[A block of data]
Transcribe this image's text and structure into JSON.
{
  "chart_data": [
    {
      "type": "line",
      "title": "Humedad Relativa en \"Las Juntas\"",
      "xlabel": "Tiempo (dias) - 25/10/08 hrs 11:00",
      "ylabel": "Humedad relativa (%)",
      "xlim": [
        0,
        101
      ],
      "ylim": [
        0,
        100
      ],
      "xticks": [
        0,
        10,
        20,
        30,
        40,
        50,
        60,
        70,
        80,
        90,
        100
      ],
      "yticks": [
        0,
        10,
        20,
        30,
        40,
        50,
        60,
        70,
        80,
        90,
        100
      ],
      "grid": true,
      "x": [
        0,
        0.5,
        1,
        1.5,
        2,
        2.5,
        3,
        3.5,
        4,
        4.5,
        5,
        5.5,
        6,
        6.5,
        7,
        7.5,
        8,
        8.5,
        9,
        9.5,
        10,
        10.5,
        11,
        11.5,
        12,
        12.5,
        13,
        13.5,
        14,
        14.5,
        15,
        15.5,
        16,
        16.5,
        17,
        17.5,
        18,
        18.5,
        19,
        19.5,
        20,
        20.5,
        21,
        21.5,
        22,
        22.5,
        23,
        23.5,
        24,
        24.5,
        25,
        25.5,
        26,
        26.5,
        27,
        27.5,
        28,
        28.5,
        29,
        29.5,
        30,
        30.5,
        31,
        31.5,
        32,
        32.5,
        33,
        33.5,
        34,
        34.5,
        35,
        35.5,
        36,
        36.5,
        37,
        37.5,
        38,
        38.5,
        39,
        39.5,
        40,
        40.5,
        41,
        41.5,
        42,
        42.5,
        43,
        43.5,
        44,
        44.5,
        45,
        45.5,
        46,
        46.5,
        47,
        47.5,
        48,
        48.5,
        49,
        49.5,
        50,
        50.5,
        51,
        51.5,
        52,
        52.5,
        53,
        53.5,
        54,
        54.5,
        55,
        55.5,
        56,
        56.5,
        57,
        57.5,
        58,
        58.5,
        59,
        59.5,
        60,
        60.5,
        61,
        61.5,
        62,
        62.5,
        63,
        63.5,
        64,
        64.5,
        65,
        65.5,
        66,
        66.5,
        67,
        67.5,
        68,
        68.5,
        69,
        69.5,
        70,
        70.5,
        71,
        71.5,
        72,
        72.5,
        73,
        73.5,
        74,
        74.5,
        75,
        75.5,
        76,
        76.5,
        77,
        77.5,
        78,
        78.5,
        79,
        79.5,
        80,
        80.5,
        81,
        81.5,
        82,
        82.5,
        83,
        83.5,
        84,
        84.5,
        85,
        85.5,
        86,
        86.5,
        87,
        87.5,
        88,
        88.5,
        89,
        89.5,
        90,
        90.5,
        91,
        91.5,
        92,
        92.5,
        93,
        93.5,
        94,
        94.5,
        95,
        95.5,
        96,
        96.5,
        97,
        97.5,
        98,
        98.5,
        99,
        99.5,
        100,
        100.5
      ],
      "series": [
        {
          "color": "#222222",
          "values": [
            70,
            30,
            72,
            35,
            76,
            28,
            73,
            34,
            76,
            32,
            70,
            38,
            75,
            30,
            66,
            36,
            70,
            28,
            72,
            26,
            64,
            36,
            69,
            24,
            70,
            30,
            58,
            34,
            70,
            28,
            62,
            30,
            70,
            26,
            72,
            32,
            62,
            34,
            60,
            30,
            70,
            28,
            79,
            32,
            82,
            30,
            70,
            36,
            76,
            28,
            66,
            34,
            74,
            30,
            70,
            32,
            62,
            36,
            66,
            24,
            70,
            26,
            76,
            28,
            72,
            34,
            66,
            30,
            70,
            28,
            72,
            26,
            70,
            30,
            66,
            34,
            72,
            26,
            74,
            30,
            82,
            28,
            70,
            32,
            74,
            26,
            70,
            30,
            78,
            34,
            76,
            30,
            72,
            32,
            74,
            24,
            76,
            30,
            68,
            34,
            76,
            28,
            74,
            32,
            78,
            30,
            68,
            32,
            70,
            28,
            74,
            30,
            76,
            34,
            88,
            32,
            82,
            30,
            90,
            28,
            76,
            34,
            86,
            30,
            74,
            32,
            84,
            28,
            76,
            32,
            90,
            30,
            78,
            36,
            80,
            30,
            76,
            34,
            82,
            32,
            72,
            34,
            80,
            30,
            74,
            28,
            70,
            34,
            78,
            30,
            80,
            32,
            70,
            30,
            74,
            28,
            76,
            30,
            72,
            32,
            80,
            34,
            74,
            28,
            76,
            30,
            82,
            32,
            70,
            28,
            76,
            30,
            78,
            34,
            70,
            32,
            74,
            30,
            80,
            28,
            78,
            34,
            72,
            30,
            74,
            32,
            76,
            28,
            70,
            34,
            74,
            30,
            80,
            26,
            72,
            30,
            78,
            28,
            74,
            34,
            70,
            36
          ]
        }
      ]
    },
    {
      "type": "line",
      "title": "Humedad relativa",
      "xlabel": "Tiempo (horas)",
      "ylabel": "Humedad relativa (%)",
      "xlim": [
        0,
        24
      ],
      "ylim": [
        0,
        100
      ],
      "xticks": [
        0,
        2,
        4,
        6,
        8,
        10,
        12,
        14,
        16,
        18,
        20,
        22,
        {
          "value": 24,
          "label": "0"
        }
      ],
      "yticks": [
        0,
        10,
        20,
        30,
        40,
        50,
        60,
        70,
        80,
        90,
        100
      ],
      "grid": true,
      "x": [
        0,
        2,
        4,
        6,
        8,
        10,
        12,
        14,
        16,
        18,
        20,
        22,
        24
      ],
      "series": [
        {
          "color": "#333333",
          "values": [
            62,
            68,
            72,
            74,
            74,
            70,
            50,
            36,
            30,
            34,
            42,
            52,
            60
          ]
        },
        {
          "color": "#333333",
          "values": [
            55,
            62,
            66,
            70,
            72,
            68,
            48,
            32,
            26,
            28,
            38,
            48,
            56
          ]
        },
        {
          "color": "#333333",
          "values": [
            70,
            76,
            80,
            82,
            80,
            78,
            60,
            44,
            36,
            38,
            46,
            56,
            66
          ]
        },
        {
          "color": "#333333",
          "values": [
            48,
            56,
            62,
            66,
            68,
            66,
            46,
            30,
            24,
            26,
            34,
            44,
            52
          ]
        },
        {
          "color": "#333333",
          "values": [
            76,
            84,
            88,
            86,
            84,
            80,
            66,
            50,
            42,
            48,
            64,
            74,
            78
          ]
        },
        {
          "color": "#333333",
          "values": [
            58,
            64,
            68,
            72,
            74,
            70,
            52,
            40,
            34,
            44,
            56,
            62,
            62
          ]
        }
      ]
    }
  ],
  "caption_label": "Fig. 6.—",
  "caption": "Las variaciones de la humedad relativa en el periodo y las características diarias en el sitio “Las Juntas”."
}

### EXERCISE OBJECTIVE
Each of the records should be retyped exactly.

### TASK ANSWER
Transcribe this image's text and structure into JSON.
{
  "chart_data": [
    {
      "type": "line",
      "title": "Humedad Relativa en \"Las Juntas\"",
      "xlabel": "Tiempo (dias) - 25/10/08 hrs 11:00",
      "ylabel": "Humedad relativa (%)",
      "xlim": [
        0,
        101
      ],
      "ylim": [
        0,
        100
      ],
      "xticks": [
        0,
        10,
        20,
        30,
        40,
        50,
        60,
        70,
        80,
        90,
        100
      ],
      "yticks": [
        0,
        10,
        20,
        30,
        40,
        50,
        60,
        70,
        80,
        90,
        100
      ],
      "grid": true,
      "x": [
        0,
        0.5,
        1,
        1.5,
        2,
        2.5,
        3,
        3.5,
        4,
        4.5,
        5,
        5.5,
        6,
        6.5,
        7,
        7.5,
        8,
        8.5,
        9,
        9.5,
        10,
        10.5,
        11,
        11.5,
        12,
        12.5,
        13,
        13.5,
        14,
        14.5,
        15,
        15.5,
        16,
        16.5,
        17,
        17.5,
        18,
        18.5,
        19,
        19.5,
        20,
        20.5,
        21,
        21.5,
        22,
        22.5,
        23,
        23.5,
        24,
        24.5,
        25,
        25.5,
        26,
        26.5,
        27,
        27.5,
        28,
        28.5,
        29,
        29.5,
        30,
        30.5,
        31,
        31.5,
        32,
        32.5,
        33,
        33.5,
        34,
        34.5,
        35,
        35.5,
        36,
        36.5,
        37,
        37.5,
        38,
        38.5,
        39,
        39.5,
        40,
        40.5,
        41,
        41.5,
        42,
        42.5,
        43,
        43.5,
        44,
        44.5,
        45,
        45.5,
        46,
        46.5,
        47,
        47.5,
        48,
        48.5,
        49,
        49.5,
        50,
        50.5,
        51,
        51.5,
        52,
        52.5,
        53,
        53.5,
        54,
        54.5,
        55,
        55.5,
        56,
        56.5,
        57,
        57.5,
        58,
        58.5,
        59,
        59.5,
        60,
        60.5,
        61,
        61.5,
        62,
        62.5,
        63,
        63.5,
        64,
        64.5,
        65,
        65.5,
        66,
        66.5,
        67,
        67.5,
        68,
        68.5,
        69,
        69.5,
        70,
        70.5,
        71,
        71.5,
        72,
        72.5,
        73,
        73.5,
        74,
        74.5,
        75,
        75.5,
        76,
        76.5,
        77,
        77.5,
        78,
        78.5,
        79,
        79.5,
        80,
        80.5,
        81,
        81.5,
        82,
        82.5,
        83,
        83.5,
        84,
        84.5,
        85,
        85.5,
        86,
        86.5,
        87,
        87.5,
        88,
        88.5,
        89,
        89.5,
        90,
        90.5,
        91,
        91.5,
        92,
        92.5,
        93,
        93.5,
        94,
        94.5,
        95,
        95.5,
        96,
        96.5,
        97,
        97.5,
        98,
        98.5,
        99,
        99.5,
        100,
        100.5
      ],
      "series": [
        {
          "color": "#222222",
          "values": [
            70,
            30,
            72,
            35,
            76,
            28,
            73,
            34,
            76,
            32,
            70,
            38,
            75,
            30,
            66,
            36,
            70,
            28,
            72,
            26,
            64,
            36,
            69,
            24,
            70,
            30,
            58,
            34,
            70,
            28,
            62,
            30,
            70,
            26,
            72,
            32,
            62,
            34,
            60,
            30,
            70,
            28,
            79,
            32,
            82,
            30,
            70,
            36,
            76,
            28,
            66,
            34,
            74,
            30,
            70,
            32,
            62,
            36,
            66,
            24,
            70,
            26,
            76,
            28,
            72,
            34,
            66,
            30,
            70,
            28,
            72,
            26,
            70,
            30,
            66,
            34,
            72,
            26,
            74,
            30,
            82,
            28,
            70,
            32,
            74,
            26,
            70,
            30,
            78,
            34,
            76,
            30,
            72,
            32,
            74,
            24,
            76,
            30,
            68,
            34,
            76,
            28,
            74,
            32,
            78,
            30,
            68,
            32,
            70,
            28,
            74,
            30,
            76,
            34,
            88,
            32,
            82,
            30,
            90,
            28,
            76,
            34,
            86,
            30,
            74,
            32,
            84,
            28,
            76,
            32,
            90,
            30,
            78,
            36,
            80,
            30,
            76,
            34,
            82,
            32,
            72,
            34,
            80,
            30,
            74,
            28,
            70,
            34,
            78,
            30,
            80,
            32,
            70,
            30,
            74,
            28,
            76,
            30,
            72,
            32,
            80,
            34,
            74,
            28,
            76,
            30,
            82,
            32,
            70,
            28,
            76,
            30,
            78,
            34,
            70,
            32,
            74,
            30,
            80,
            28,
            78,
            34,
            72,
            30,
            74,
            32,
            76,
            28,
            70,
            34,
            74,
            30,
            80,
            26,
            72,
            30,
            78,
            28,
            74,
            34,
            70,
            36
          ]
        }
      ]
    },
    {
      "type": "line",
      "title": "Humedad relativa",
      "xlabel": "Tiempo (horas)",
      "ylabel": "Humedad relativa (%)",
      "xlim": [
        0,
        24
      ],
      "ylim": [
        0,
        100
      ],
      "xticks": [
        0,
        2,
        4,
        6,
        8,
        10,
        12,
        14,
        16,
        18,
        20,
        22,
        {
          "value": 24,
          "label": "0"
        }
      ],
      "yticks": [
        0,
        10,
        20,
        30,
        40,
        50,
        60,
        70,
        80,
        90,
        100
      ],
      "grid": true,
      "x": [
        0,
        2,
        4,
        6,
        8,
        10,
        12,
        14,
        16,
        18,
        20,
        22,
        24
      ],
      "series": [
        {
          "color": "#333333",
          "values": [
            62,
            68,
            72,
            74,
            74,
            70,
            50,
            36,
            30,
            34,
            42,
            52,
            60
          ]
        },
        {
          "color": "#333333",
          "values": [
            55,
            62,
            66,
            70,
            72,
            68,
            48,
            32,
            26,
            28,
            38,
            48,
            56
          ]
        },
        {
          "color": "#333333",
          "values": [
            70,
            76,
            80,
            82,
            80,
            78,
            60,
            44,
            36,
            38,
            46,
            56,
            66
          ]
        },
        {
          "color": "#333333",
          "values": [
            48,
            56,
            62,
            66,
            68,
            66,
            46,
            30,
            24,
            26,
            34,
            44,
            52
          ]
        },
        {
          "color": "#333333",
          "values": [
            76,
            84,
            88,
            86,
            84,
            80,
            66,
            50,
            42,
            48,
            64,
            74,
            78
          ]
        },
        {
          "color": "#333333",
          "values": [
            58,
            64,
            68,
            72,
            74,
            70,
            52,
            40,
            34,
            44,
            56,
            62,
            62
          ]
        }
      ]
    }
  ],
  "caption_label": "Fig. 6.—",
  "caption": "Las variaciones de la humedad relativa en el periodo y las características diarias en el sitio “Las Juntas”."
}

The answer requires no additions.